Short problem:
Of the lines listed below, how many contain the string "from"? Answer with the number alone.

══ Recorded information ══

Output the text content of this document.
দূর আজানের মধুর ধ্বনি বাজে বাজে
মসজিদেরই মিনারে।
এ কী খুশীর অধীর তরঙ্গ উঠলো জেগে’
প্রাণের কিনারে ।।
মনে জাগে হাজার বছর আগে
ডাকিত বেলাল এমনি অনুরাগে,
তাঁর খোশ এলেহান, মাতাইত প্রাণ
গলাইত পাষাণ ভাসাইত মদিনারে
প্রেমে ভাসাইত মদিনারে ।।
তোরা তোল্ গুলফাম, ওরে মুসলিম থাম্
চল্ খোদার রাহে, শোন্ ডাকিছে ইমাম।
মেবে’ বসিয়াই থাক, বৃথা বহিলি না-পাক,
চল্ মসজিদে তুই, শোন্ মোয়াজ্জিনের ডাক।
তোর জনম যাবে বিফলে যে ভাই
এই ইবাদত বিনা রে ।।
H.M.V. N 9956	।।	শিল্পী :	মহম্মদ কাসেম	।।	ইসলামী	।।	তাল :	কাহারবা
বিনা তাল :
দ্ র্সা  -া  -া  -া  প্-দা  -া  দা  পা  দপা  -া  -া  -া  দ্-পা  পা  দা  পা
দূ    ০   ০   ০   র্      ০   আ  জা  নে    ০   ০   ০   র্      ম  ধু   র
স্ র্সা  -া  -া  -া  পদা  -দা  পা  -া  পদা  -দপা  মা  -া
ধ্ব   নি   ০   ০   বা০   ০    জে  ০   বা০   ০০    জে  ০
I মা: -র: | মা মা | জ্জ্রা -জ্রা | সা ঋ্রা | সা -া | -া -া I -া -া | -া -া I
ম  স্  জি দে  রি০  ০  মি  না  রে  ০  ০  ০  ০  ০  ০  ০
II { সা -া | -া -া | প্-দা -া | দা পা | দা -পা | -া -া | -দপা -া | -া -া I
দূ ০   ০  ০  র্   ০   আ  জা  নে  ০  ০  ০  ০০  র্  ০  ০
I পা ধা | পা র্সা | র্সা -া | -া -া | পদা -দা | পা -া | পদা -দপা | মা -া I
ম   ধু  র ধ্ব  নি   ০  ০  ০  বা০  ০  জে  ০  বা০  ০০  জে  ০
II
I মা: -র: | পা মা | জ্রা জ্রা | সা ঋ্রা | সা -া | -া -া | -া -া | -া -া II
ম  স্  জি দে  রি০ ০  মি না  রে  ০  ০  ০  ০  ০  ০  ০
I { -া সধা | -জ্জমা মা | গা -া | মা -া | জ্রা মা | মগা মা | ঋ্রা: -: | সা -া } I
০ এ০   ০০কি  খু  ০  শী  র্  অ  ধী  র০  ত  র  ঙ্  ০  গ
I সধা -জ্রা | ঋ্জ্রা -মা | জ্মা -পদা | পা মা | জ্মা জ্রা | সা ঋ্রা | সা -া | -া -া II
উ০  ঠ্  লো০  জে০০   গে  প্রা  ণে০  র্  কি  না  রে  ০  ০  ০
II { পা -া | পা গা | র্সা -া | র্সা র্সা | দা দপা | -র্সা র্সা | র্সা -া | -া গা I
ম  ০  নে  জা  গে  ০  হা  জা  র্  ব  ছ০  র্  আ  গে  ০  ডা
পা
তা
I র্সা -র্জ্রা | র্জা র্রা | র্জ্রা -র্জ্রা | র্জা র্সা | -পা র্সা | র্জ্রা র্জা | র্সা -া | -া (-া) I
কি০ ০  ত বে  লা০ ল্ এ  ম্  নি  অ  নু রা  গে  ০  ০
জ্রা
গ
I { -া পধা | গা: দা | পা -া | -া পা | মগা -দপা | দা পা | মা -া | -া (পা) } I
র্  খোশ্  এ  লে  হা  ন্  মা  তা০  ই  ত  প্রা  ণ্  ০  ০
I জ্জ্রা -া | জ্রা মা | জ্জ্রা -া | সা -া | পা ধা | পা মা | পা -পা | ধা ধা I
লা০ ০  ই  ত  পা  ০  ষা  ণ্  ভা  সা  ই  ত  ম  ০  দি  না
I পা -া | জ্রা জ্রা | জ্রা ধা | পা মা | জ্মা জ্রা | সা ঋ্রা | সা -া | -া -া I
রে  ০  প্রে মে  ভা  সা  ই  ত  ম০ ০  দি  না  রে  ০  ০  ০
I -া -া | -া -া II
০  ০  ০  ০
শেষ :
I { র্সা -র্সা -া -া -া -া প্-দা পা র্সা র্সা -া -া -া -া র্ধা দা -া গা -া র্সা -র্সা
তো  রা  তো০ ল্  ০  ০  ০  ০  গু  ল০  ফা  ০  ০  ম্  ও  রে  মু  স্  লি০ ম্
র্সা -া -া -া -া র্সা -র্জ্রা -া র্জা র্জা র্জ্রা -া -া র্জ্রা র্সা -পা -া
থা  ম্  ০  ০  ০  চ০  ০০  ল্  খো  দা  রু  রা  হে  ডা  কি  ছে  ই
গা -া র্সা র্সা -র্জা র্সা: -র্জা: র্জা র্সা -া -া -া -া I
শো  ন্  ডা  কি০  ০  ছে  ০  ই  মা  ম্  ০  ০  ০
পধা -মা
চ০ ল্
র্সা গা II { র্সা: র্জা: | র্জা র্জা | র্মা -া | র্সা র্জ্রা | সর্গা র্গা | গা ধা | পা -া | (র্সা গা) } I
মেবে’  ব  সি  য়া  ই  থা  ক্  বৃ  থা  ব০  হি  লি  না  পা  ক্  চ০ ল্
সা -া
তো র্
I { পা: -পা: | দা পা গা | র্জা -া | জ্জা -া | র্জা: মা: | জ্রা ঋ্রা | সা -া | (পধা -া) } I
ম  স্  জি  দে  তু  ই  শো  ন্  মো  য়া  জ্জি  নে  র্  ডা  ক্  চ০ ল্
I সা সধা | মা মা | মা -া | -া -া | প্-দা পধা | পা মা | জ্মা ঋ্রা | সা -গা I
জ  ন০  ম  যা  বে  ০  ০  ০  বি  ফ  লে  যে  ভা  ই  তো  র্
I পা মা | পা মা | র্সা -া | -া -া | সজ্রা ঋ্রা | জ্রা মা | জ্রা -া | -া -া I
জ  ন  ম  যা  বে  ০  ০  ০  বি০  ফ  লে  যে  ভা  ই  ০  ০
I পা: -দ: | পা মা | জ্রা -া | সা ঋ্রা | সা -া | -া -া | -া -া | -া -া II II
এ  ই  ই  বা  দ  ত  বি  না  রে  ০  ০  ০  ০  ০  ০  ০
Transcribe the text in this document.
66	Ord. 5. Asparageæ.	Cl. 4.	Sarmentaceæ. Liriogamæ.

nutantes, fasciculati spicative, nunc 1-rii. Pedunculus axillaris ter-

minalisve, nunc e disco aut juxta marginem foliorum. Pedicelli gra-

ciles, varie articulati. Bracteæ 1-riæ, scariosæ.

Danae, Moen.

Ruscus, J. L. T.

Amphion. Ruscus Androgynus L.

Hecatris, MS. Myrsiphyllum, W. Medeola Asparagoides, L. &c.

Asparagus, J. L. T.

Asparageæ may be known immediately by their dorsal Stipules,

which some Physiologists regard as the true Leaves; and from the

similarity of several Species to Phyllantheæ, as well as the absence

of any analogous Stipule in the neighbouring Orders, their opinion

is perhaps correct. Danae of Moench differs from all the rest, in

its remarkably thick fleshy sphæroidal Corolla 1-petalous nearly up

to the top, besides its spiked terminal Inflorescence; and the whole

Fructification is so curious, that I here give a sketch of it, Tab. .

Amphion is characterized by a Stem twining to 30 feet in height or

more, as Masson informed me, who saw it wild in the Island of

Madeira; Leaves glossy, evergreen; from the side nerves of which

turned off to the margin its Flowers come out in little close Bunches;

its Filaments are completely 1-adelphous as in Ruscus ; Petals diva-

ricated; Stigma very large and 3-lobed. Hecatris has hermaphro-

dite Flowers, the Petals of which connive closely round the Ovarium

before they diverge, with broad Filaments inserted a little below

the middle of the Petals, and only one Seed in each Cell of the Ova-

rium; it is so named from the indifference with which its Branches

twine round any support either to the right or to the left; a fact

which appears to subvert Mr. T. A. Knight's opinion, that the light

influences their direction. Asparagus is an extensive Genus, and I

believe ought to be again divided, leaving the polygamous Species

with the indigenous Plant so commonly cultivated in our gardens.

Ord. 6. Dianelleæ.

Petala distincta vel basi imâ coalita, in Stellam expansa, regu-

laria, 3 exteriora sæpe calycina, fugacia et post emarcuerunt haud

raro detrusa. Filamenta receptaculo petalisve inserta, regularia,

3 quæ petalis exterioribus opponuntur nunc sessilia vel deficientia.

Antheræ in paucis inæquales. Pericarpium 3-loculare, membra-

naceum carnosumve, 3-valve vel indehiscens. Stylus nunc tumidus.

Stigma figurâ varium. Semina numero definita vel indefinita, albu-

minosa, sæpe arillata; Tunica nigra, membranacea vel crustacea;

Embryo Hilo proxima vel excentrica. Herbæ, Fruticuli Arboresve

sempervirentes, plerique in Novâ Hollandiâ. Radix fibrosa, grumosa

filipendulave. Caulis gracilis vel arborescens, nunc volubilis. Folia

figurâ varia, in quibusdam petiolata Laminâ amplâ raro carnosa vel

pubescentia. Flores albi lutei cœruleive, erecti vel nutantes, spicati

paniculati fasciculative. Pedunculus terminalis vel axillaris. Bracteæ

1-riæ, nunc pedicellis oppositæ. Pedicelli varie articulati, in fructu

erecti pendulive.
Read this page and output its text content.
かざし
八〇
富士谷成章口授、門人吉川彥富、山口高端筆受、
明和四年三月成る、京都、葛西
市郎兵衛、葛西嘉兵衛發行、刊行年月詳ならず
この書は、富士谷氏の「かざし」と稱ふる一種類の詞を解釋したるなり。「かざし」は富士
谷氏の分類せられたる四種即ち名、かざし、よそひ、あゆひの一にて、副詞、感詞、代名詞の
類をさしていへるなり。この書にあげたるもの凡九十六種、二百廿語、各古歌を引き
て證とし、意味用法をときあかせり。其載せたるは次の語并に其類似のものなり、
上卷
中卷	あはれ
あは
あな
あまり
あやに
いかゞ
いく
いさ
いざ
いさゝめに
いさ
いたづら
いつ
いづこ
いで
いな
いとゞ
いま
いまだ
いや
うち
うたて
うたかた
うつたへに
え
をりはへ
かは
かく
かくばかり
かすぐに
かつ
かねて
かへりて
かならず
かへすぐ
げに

═══

Expected answer:
4